== Dataset content ==
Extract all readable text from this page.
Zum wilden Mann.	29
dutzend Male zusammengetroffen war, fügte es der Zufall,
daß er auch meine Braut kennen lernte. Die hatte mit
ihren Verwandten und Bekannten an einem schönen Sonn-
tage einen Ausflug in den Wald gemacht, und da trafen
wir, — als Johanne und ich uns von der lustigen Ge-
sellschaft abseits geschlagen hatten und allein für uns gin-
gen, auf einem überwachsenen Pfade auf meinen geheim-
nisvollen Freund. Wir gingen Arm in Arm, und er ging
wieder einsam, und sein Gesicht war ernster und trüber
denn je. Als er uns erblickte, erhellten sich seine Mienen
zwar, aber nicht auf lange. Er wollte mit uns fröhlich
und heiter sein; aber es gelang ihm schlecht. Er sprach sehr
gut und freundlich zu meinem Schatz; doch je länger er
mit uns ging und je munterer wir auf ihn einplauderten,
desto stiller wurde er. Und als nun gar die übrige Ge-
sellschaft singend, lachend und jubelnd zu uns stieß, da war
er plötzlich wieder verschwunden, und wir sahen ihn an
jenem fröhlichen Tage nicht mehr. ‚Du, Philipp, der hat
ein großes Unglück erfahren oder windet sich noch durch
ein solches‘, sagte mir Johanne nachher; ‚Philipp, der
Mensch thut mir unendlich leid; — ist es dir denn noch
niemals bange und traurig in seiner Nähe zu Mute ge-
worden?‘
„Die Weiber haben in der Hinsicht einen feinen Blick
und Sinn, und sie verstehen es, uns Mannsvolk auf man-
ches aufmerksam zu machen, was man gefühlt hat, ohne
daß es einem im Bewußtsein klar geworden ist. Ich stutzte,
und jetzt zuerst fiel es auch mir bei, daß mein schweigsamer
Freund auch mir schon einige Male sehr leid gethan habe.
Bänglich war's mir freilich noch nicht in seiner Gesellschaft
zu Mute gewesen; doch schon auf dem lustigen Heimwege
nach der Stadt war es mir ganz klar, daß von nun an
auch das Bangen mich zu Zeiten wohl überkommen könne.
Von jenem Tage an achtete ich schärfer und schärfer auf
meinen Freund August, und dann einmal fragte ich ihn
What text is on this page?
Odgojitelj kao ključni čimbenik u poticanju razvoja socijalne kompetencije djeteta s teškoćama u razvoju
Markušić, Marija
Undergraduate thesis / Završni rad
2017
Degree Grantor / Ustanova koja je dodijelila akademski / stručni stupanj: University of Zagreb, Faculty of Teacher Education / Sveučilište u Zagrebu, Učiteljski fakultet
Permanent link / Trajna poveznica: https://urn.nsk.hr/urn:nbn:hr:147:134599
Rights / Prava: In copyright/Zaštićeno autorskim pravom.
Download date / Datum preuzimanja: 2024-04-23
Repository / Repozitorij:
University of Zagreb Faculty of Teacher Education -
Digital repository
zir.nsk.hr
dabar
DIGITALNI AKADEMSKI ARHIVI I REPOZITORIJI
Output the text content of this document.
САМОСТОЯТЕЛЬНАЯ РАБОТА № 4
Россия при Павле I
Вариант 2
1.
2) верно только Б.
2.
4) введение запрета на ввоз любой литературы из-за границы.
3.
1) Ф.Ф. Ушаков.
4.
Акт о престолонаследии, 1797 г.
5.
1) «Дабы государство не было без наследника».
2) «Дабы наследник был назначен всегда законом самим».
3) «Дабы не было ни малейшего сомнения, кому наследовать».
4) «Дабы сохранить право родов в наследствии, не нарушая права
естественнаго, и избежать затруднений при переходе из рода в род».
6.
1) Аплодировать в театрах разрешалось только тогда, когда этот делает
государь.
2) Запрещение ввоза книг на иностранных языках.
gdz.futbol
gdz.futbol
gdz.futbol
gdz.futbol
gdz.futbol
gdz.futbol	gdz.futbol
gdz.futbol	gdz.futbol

== What is being asked ==
Counting only lines of the data above that hold "только", report the total and nothing else.

== Exercise result ==
2